- _Problem to work on_
Return each line of the listing below, unchanged, and omit the images.

================

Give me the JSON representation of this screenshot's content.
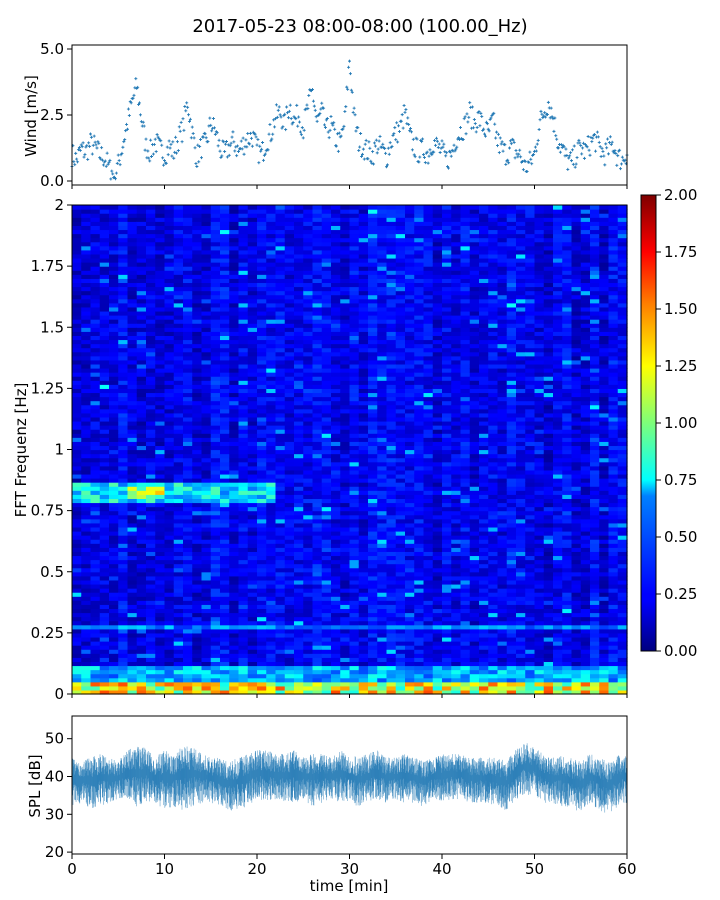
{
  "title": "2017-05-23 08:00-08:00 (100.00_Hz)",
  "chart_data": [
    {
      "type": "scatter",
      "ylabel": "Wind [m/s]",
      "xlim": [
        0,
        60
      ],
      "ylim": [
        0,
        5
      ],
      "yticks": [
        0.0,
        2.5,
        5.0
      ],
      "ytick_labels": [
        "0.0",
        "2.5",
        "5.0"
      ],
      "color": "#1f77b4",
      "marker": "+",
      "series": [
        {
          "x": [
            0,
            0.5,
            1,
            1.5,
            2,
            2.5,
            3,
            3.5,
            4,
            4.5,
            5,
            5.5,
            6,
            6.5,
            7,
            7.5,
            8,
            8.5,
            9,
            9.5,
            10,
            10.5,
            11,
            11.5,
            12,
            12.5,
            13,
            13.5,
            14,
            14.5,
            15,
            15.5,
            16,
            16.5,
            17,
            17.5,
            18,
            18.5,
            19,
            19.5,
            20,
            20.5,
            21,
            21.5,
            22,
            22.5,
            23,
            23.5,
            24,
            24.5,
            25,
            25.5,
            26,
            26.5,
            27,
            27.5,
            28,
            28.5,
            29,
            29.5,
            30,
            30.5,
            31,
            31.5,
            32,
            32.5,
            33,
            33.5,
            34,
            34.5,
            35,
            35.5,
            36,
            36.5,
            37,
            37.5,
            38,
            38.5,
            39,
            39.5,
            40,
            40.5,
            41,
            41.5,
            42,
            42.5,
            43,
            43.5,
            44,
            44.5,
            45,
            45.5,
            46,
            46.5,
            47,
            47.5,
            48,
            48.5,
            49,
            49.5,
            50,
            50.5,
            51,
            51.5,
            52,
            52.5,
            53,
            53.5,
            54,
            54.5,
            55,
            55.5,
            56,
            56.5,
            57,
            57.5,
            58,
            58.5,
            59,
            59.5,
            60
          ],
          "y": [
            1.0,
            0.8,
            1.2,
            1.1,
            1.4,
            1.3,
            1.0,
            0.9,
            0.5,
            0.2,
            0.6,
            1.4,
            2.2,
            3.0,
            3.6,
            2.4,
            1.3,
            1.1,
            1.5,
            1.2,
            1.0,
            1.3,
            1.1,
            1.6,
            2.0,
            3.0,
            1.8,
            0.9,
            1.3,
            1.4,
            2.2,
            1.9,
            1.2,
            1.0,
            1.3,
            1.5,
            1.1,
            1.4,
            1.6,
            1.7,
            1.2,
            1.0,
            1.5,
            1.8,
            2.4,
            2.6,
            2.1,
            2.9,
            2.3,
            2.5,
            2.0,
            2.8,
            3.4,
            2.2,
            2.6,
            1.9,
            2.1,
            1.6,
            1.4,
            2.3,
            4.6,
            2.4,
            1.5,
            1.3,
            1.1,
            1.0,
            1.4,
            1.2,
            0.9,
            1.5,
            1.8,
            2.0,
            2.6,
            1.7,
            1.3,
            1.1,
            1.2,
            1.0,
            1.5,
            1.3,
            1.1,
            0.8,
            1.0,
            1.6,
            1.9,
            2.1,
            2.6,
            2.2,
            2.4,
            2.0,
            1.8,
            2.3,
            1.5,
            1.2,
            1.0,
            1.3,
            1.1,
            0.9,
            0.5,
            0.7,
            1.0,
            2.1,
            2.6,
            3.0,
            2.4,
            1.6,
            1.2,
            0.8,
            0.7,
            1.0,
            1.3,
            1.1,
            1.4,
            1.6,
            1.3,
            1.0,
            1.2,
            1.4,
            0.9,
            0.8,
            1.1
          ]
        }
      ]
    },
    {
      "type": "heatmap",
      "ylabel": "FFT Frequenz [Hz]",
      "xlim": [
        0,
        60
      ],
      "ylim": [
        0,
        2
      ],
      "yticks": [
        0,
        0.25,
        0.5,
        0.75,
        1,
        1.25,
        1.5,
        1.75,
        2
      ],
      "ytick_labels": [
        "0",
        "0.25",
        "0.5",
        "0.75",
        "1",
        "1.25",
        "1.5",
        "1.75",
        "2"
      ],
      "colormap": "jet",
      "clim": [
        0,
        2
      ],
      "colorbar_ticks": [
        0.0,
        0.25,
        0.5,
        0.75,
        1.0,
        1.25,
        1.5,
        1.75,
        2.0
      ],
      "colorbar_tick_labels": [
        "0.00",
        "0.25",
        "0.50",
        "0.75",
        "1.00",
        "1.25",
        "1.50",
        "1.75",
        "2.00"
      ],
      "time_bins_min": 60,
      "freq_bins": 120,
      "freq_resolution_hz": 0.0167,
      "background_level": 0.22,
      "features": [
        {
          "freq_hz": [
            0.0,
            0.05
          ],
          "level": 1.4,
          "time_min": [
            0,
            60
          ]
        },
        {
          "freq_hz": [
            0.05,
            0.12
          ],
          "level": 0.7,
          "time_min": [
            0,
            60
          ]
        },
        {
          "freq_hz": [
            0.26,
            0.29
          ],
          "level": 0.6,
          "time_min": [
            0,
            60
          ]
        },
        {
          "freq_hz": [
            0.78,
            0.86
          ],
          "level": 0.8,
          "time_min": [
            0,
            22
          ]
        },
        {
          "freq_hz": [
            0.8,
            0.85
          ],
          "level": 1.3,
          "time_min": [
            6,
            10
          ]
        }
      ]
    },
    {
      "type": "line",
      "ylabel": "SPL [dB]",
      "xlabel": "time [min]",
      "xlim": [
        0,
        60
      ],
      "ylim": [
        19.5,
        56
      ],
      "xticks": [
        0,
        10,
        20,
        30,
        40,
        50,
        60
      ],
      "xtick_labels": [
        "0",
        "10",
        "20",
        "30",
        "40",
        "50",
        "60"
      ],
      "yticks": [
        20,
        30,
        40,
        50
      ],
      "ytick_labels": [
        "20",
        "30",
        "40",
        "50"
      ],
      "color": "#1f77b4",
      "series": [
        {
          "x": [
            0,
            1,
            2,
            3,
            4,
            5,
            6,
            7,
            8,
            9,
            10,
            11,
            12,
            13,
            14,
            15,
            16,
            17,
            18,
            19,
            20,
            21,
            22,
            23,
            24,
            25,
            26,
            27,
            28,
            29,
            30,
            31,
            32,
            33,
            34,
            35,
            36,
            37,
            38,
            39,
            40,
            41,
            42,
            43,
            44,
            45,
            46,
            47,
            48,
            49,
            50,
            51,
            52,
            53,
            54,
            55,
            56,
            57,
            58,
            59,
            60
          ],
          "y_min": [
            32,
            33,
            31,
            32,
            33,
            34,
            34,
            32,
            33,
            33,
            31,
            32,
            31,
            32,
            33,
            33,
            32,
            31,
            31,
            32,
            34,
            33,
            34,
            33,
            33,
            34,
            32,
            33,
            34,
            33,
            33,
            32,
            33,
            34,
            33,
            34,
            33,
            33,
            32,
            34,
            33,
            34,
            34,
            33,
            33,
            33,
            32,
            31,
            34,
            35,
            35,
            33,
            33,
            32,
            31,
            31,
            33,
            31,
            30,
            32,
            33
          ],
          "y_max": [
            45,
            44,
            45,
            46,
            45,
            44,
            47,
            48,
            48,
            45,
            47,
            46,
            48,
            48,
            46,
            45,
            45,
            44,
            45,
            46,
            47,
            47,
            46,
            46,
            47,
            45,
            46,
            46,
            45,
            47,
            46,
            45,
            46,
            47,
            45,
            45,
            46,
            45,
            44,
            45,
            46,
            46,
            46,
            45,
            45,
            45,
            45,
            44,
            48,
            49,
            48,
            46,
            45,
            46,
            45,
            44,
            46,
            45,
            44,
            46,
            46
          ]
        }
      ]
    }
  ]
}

================

- _Full response_
Give me the JSON representation of this screenshot's content.
{
  "title": "2017-05-23 08:00-08:00 (100.00_Hz)",
  "chart_data": [
    {
      "type": "scatter",
      "ylabel": "Wind [m/s]",
      "xlim": [
        0,
        60
      ],
      "ylim": [
        0,
        5
      ],
      "yticks": [
        0.0,
        2.5,
        5.0
      ],
      "ytick_labels": [
        "0.0",
        "2.5",
        "5.0"
      ],
      "color": "#1f77b4",
      "marker": "+",
      "series": [
        {
          "x": [
            0,
            0.5,
            1,
            1.5,
            2,
            2.5,
            3,
            3.5,
            4,
            4.5,
            5,
            5.5,
            6,
            6.5,
            7,
            7.5,
            8,
            8.5,
            9,
            9.5,
            10,
            10.5,
            11,
            11.5,
            12,
            12.5,
            13,
            13.5,
            14,
            14.5,
            15,
            15.5,
            16,
            16.5,
            17,
            17.5,
            18,
            18.5,
            19,
            19.5,
            20,
            20.5,
            21,
            21.5,
            22,
            22.5,
            23,
            23.5,
            24,
            24.5,
            25,
            25.5,
            26,
            26.5,
            27,
            27.5,
            28,
            28.5,
            29,
            29.5,
            30,
            30.5,
            31,
            31.5,
            32,
            32.5,
            33,
            33.5,
            34,
            34.5,
            35,
            35.5,
            36,
            36.5,
            37,
            37.5,
            38,
            38.5,
            39,
            39.5,
            40,
            40.5,
            41,
            41.5,
            42,
            42.5,
            43,
            43.5,
            44,
            44.5,
            45,
            45.5,
            46,
            46.5,
            47,
            47.5,
            48,
            48.5,
            49,
            49.5,
            50,
            50.5,
            51,
            51.5,
            52,
            52.5,
            53,
            53.5,
            54,
            54.5,
            55,
            55.5,
            56,
            56.5,
            57,
            57.5,
            58,
            58.5,
            59,
            59.5,
            60
          ],
          "y": [
            1.0,
            0.8,
            1.2,
            1.1,
            1.4,
            1.3,
            1.0,
            0.9,
            0.5,
            0.2,
            0.6,
            1.4,
            2.2,
            3.0,
            3.6,
            2.4,
            1.3,
            1.1,
            1.5,
            1.2,
            1.0,
            1.3,
            1.1,
            1.6,
            2.0,
            3.0,
            1.8,
            0.9,
            1.3,
            1.4,
            2.2,
            1.9,
            1.2,
            1.0,
            1.3,
            1.5,
            1.1,
            1.4,
            1.6,
            1.7,
            1.2,
            1.0,
            1.5,
            1.8,
            2.4,
            2.6,
            2.1,
            2.9,
            2.3,
            2.5,
            2.0,
            2.8,
            3.4,
            2.2,
            2.6,
            1.9,
            2.1,
            1.6,
            1.4,
            2.3,
            4.6,
            2.4,
            1.5,
            1.3,
            1.1,
            1.0,
            1.4,
            1.2,
            0.9,
            1.5,
            1.8,
            2.0,
            2.6,
            1.7,
            1.3,
            1.1,
            1.2,
            1.0,
            1.5,
            1.3,
            1.1,
            0.8,
            1.0,
            1.6,
            1.9,
            2.1,
            2.6,
            2.2,
            2.4,
            2.0,
            1.8,
            2.3,
            1.5,
            1.2,
            1.0,
            1.3,
            1.1,
            0.9,
            0.5,
            0.7,
            1.0,
            2.1,
            2.6,
            3.0,
            2.4,
            1.6,
            1.2,
            0.8,
            0.7,
            1.0,
            1.3,
            1.1,
            1.4,
            1.6,
            1.3,
            1.0,
            1.2,
            1.4,
            0.9,
            0.8,
            1.1
          ]
        }
      ]
    },
    {
      "type": "heatmap",
      "ylabel": "FFT Frequenz [Hz]",
      "xlim": [
        0,
        60
      ],
      "ylim": [
        0,
        2
      ],
      "yticks": [
        0,
        0.25,
        0.5,
        0.75,
        1,
        1.25,
        1.5,
        1.75,
        2
      ],
      "ytick_labels": [
        "0",
        "0.25",
        "0.5",
        "0.75",
        "1",
        "1.25",
        "1.5",
        "1.75",
        "2"
      ],
      "colormap": "jet",
      "clim": [
        0,
        2
      ],
      "colorbar_ticks": [
        0.0,
        0.25,
        0.5,
        0.75,
        1.0,
        1.25,
        1.5,
        1.75,
        2.0
      ],
      "colorbar_tick_labels": [
        "0.00",
        "0.25",
        "0.50",
        "0.75",
        "1.00",
        "1.25",
        "1.50",
        "1.75",
        "2.00"
      ],
      "time_bins_min": 60,
      "freq_bins": 120,
      "freq_resolution_hz": 0.0167,
      "background_level": 0.22,
      "features": [
        {
          "freq_hz": [
            0.0,
            0.05
          ],
          "level": 1.4,
          "time_min": [
            0,
            60
          ]
        },
        {
          "freq_hz": [
            0.05,
            0.12
          ],
          "level": 0.7,
          "time_min": [
            0,
            60
          ]
        },
        {
          "freq_hz": [
            0.26,
            0.29
          ],
          "level": 0.6,
          "time_min": [
            0,
            60
          ]
        },
        {
          "freq_hz": [
            0.78,
            0.86
          ],
          "level": 0.8,
          "time_min": [
            0,
            22
          ]
        },
        {
          "freq_hz": [
            0.8,
            0.85
          ],
          "level": 1.3,
          "time_min": [
            6,
            10
          ]
        }
      ]
    },
    {
      "type": "line",
      "ylabel": "SPL [dB]",
      "xlabel": "time [min]",
      "xlim": [
        0,
        60
      ],
      "ylim": [
        19.5,
        56
      ],
      "xticks": [
        0,
        10,
        20,
        30,
        40,
        50,
        60
      ],
      "xtick_labels": [
        "0",
        "10",
        "20",
        "30",
        "40",
        "50",
        "60"
      ],
      "yticks": [
        20,
        30,
        40,
        50
      ],
      "ytick_labels": [
        "20",
        "30",
        "40",
        "50"
      ],
      "color": "#1f77b4",
      "series": [
        {
          "x": [
            0,
            1,
            2,
            3,
            4,
            5,
            6,
            7,
            8,
            9,
            10,
            11,
            12,
            13,
            14,
            15,
            16,
            17,
            18,
            19,
            20,
            21,
            22,
            23,
            24,
            25,
            26,
            27,
            28,
            29,
            30,
            31,
            32,
            33,
            34,
            35,
            36,
            37,
            38,
            39,
            40,
            41,
            42,
            43,
            44,
            45,
            46,
            47,
            48,
            49,
            50,
            51,
            52,
            53,
            54,
            55,
            56,
            57,
            58,
            59,
            60
          ],
          "y_min": [
            32,
            33,
            31,
            32,
            33,
            34,
            34,
            32,
            33,
            33,
            31,
            32,
            31,
            32,
            33,
            33,
            32,
            31,
            31,
            32,
            34,
            33,
            34,
            33,
            33,
            34,
            32,
            33,
            34,
            33,
            33,
            32,
            33,
            34,
            33,
            34,
            33,
            33,
            32,
            34,
            33,
            34,
            34,
            33,
            33,
            33,
            32,
            31,
            34,
            35,
            35,
            33,
            33,
            32,
            31,
            31,
            33,
            31,
            30,
            32,
            33
          ],
          "y_max": [
            45,
            44,
            45,
            46,
            45,
            44,
            47,
            48,
            48,
            45,
            47,
            46,
            48,
            48,
            46,
            45,
            45,
            44,
            45,
            46,
            47,
            47,
            46,
            46,
            47,
            45,
            46,
            46,
            45,
            47,
            46,
            45,
            46,
            47,
            45,
            45,
            46,
            45,
            44,
            45,
            46,
            46,
            46,
            45,
            45,
            45,
            45,
            44,
            48,
            49,
            48,
            46,
            45,
            46,
            45,
            44,
            46,
            45,
            44,
            46,
            46
          ]
        }
      ]
    }
  ]
}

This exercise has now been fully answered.